Task brief:
From the material below, pull out each line that contains the string "silhouette". Treat uppercase and lowercase as different.

Records for processing:
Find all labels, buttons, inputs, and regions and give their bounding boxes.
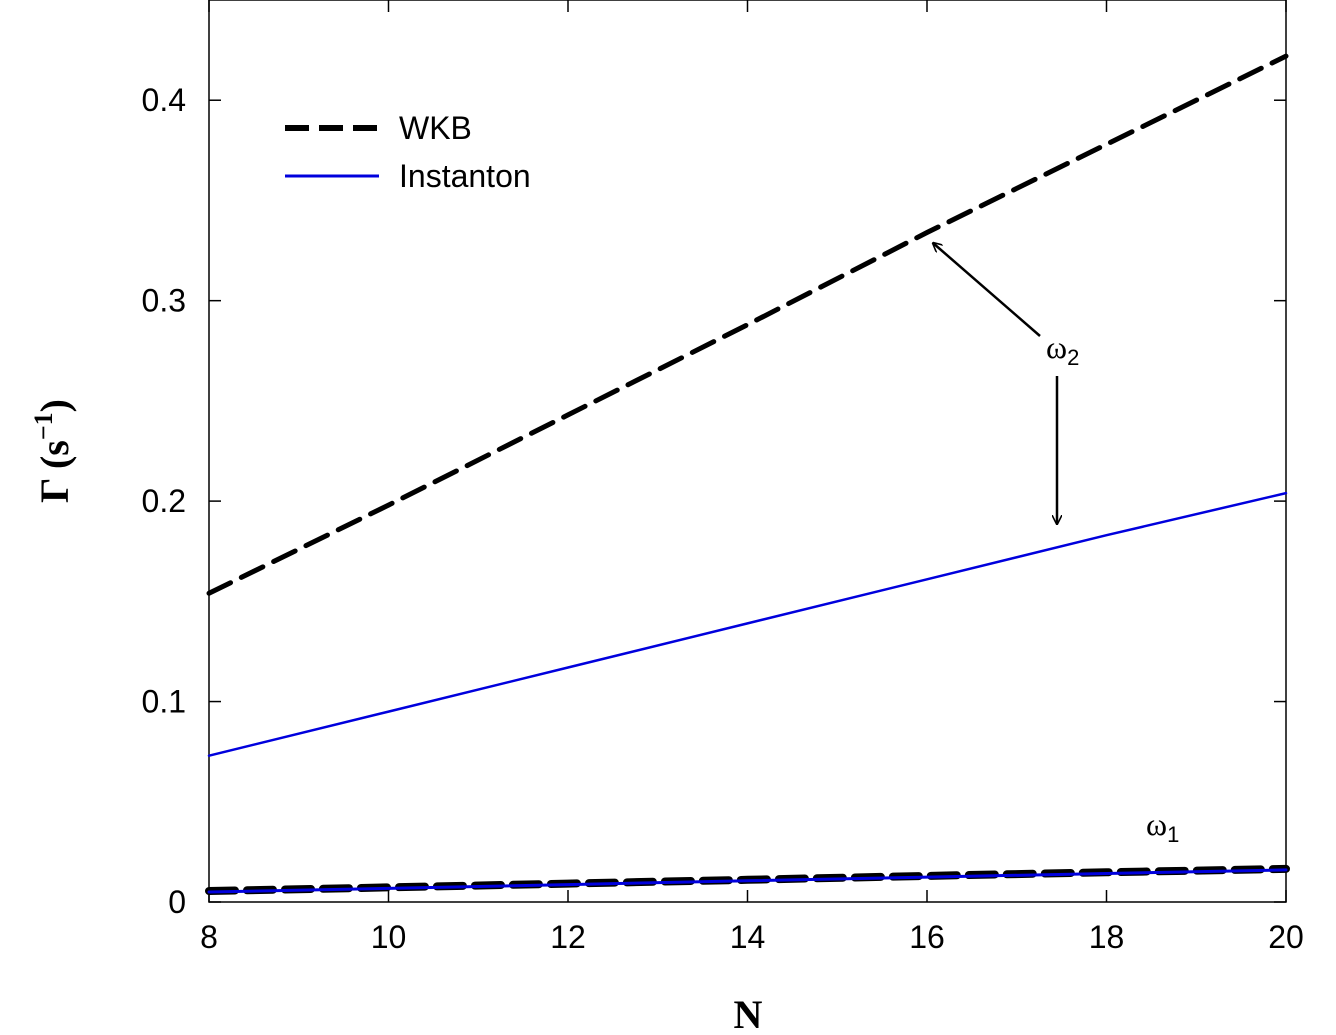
annotation-omega1-base: ω — [1146, 806, 1167, 842]
annotation-omega2-base: ω — [1046, 329, 1067, 365]
annotation-omega2-arrow-upper — [933, 243, 1041, 337]
x-tick-label: 12 — [550, 919, 586, 955]
y-axis-title: Γ (s−1) — [29, 399, 77, 503]
annotation-omega2: ω2 — [1046, 329, 1079, 370]
y-axis-title-close: ) — [32, 399, 77, 412]
y-tick-label: 0.2 — [142, 483, 186, 519]
legend-label-instanton: Instanton — [399, 158, 531, 194]
wkb-line-omega2 — [206, 53, 1289, 596]
legend: WKB Instanton — [285, 110, 531, 194]
y-axis-title-base: Γ (s — [32, 440, 77, 503]
ticks — [208, 0, 1287, 903]
series-lines — [205, 53, 1290, 895]
y-tick-label: 0 — [168, 884, 186, 920]
x-tick-label: 14 — [730, 919, 766, 955]
x-tick-label: 10 — [371, 919, 407, 955]
x-tick-labels: 8 10 12 14 16 18 20 — [200, 919, 1304, 955]
annotation-omega1-sub: 1 — [1167, 822, 1179, 847]
x-axis-title: N — [734, 992, 763, 1035]
y-tick-label: 0.3 — [142, 283, 186, 319]
y-tick-label: 0.1 — [142, 684, 186, 720]
instanton-line-omega2 — [207, 491, 1288, 757]
instanton-line-omega1 — [207, 868, 1288, 894]
x-tick-label: 16 — [909, 919, 945, 955]
legend-label-wkb: WKB — [399, 110, 472, 146]
annotation-omega1: ω1 — [1146, 806, 1179, 847]
y-tick-label: 0.4 — [142, 82, 186, 118]
annotation-omega2-sub: 2 — [1067, 345, 1079, 370]
x-tick-label: 20 — [1268, 919, 1304, 955]
y-axis-title-sup: −1 — [29, 412, 58, 440]
x-tick-label: 18 — [1089, 919, 1125, 955]
x-tick-label: 8 — [200, 919, 218, 955]
annotations: ω2 ω1 — [933, 243, 1179, 847]
y-tick-labels: 0 0.1 0.2 0.3 0.4 — [142, 82, 186, 920]
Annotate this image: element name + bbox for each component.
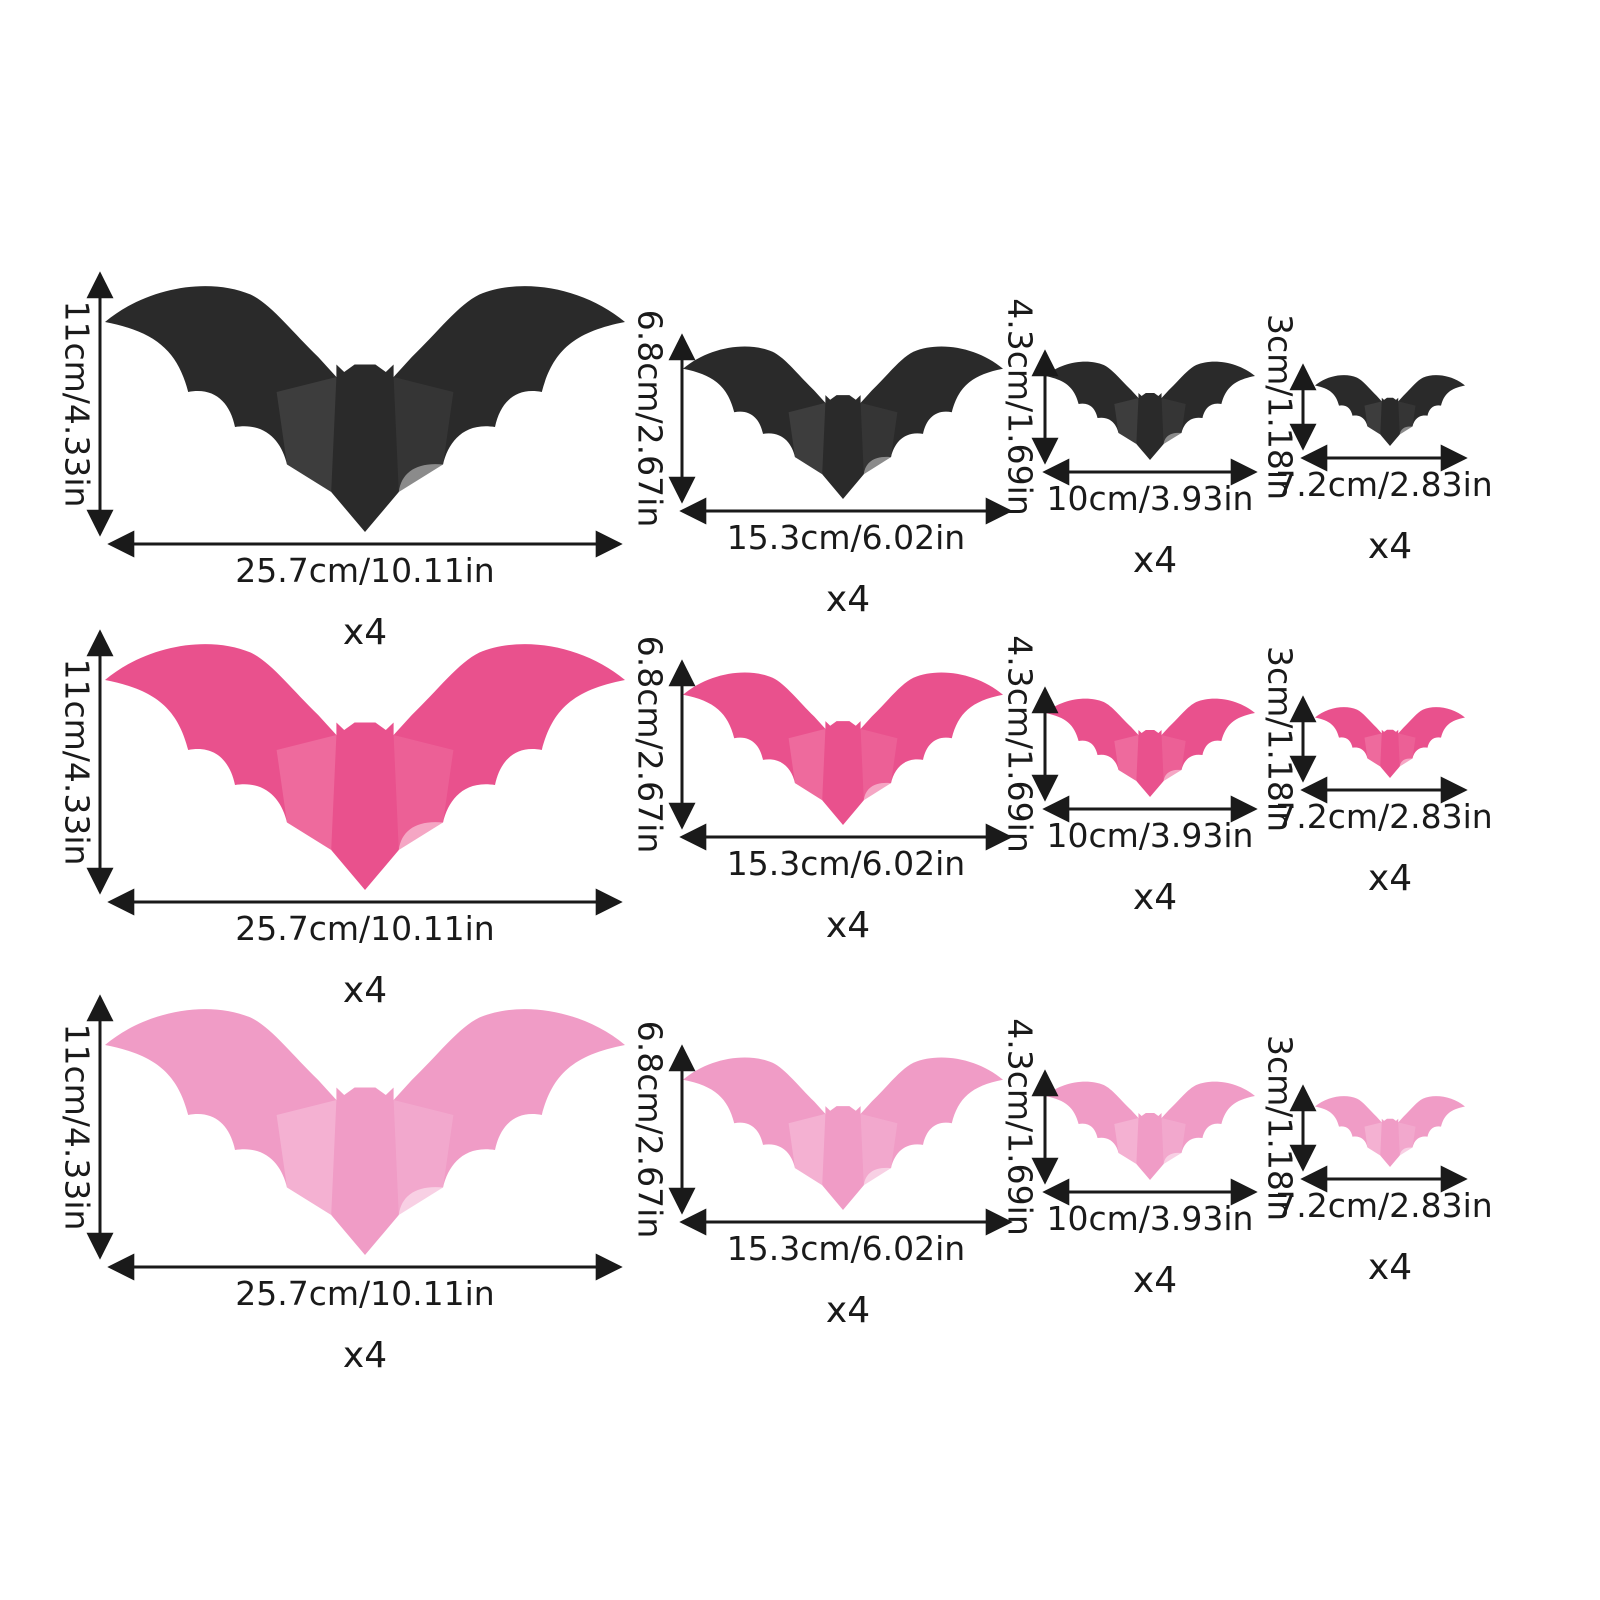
wing-fold-shade [1364,401,1382,435]
wing-fold-shade [788,1113,826,1186]
width-label: 15.3cm/6.02in [727,844,965,883]
quantity-label: x4 [826,1290,870,1331]
bat-silhouette-icon [105,286,625,532]
width-label: 15.3cm/6.02in [727,1229,965,1268]
bat-silhouette-icon [683,346,1003,499]
bat-silhouette-icon [1315,375,1465,446]
bat-item: 4.3cm/1.69in 10cm/3.93in x4 [1001,1018,1258,1301]
quantity-label: x4 [826,579,870,620]
wing-fold-shade [393,1100,454,1215]
wing-fold-shade [1398,401,1416,435]
width-label: 15.3cm/6.02in [727,518,965,557]
bat-item: 4.3cm/1.69in 10cm/3.93in x4 [1001,298,1258,581]
bat-item: 4.3cm/1.69in 10cm/3.93in x4 [1001,635,1258,918]
quantity-label: x4 [343,1335,387,1376]
quantity-label: x4 [1368,1247,1412,1288]
height-label: 11cm/4.33in [58,1024,97,1231]
bat-silhouette-icon [105,1009,625,1255]
bat-silhouette-icon [1045,361,1255,460]
wing-fold-shade [1161,398,1186,444]
width-label: 25.7cm/10.11in [235,909,494,948]
wing-fold-shade [393,735,454,850]
height-label: 4.3cm/1.69in [1001,1018,1040,1235]
height-label: 11cm/4.33in [58,659,97,866]
height-label: 4.3cm/1.69in [1001,635,1040,852]
height-label: 3cm/1.18in [1261,314,1300,500]
bat-silhouette-icon [683,1057,1003,1210]
width-label: 7.2cm/2.83in [1275,797,1492,836]
wing-fold-shade [276,377,337,492]
bat-row-rose: 11cm/4.33in25.7cm/10.11inx46.8cm/2.67in1… [58,629,1493,1011]
wing-fold-shade [860,402,898,475]
bat-grid: 11cm/4.33in25.7cm/10.11inx46.8cm/2.67in1… [58,271,1493,1376]
width-label: 7.2cm/2.83in [1275,465,1492,504]
height-label: 6.8cm/2.67in [631,1021,670,1238]
quantity-label: x4 [1368,526,1412,567]
bat-item: 11cm/4.33in 25.7cm/10.11in x4 [58,271,625,653]
quantity-label: x4 [1133,877,1177,918]
wing-fold-shade [276,735,337,850]
bat-silhouette-icon [1315,707,1465,778]
wing-fold-shade [1114,1118,1139,1164]
wing-fold-shade [1161,735,1186,781]
quantity-label: x4 [343,612,387,653]
wing-fold-shade [1161,1118,1186,1164]
wing-fold-shade [276,1100,337,1215]
wing-fold-shade [788,402,826,475]
height-label: 3cm/1.18in [1261,646,1300,832]
width-label: 25.7cm/10.11in [235,1274,494,1313]
bat-row-black: 11cm/4.33in25.7cm/10.11inx46.8cm/2.67in1… [58,271,1493,653]
wing-fold-shade [860,728,898,801]
width-label: 10cm/3.93in [1047,816,1254,855]
bat-item: 6.8cm/2.67in 15.3cm/6.02in x4 [631,1021,1013,1331]
quantity-label: x4 [1368,858,1412,899]
quantity-label: x4 [826,905,870,946]
wing-fold-shade [1114,735,1139,781]
height-label: 6.8cm/2.67in [631,636,670,853]
quantity-label: x4 [1133,1260,1177,1301]
wing-fold-shade [1114,398,1139,444]
bat-row-light-pink: 11cm/4.33in25.7cm/10.11inx46.8cm/2.67in1… [58,994,1493,1376]
height-label: 6.8cm/2.67in [631,310,670,527]
bat-silhouette-icon [1045,1081,1255,1180]
wing-fold-shade [1364,733,1382,767]
bat-silhouette-icon [105,644,625,890]
height-label: 11cm/4.33in [58,301,97,508]
wing-fold-shade [1364,1122,1382,1156]
quantity-label: x4 [1133,540,1177,581]
bat-silhouette-icon [1045,698,1255,797]
bat-item: 6.8cm/2.67in 15.3cm/6.02in x4 [631,310,1013,620]
wing-fold-shade [788,728,826,801]
wing-fold-shade [860,1113,898,1186]
wing-fold-shade [393,377,454,492]
width-label: 25.7cm/10.11in [235,551,494,590]
bat-silhouette-icon [683,672,1003,825]
bat-item: 6.8cm/2.67in 15.3cm/6.02in x4 [631,636,1013,946]
height-label: 3cm/1.18in [1261,1035,1300,1221]
width-label: 10cm/3.93in [1047,1199,1254,1238]
bat-item: 11cm/4.33in 25.7cm/10.11in x4 [58,629,625,1011]
wing-fold-shade [1398,1122,1416,1156]
wing-fold-shade [1398,733,1416,767]
width-label: 10cm/3.93in [1047,479,1254,518]
width-label: 7.2cm/2.83in [1275,1186,1492,1225]
quantity-label: x4 [343,970,387,1011]
bat-silhouette-icon [1315,1096,1465,1167]
height-label: 4.3cm/1.69in [1001,298,1040,515]
bat-item: 11cm/4.33in 25.7cm/10.11in x4 [58,994,625,1376]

Response:
bat-silhouette-icon [105,286,625,532]
bat-silhouette-icon [683,346,1003,499]
bat-silhouette-icon [1315,375,1465,446]
bat-silhouette-icon [105,1009,625,1255]
bat-silhouette-icon [1045,361,1255,460]
bat-silhouette-icon [683,1057,1003,1210]
bat-silhouette-icon [1315,707,1465,778]
bat-silhouette-icon [1045,1081,1255,1180]
bat-silhouette-icon [105,644,625,890]
bat-silhouette-icon [1045,698,1255,797]
bat-silhouette-icon [683,672,1003,825]
bat-silhouette-icon [1315,1096,1465,1167]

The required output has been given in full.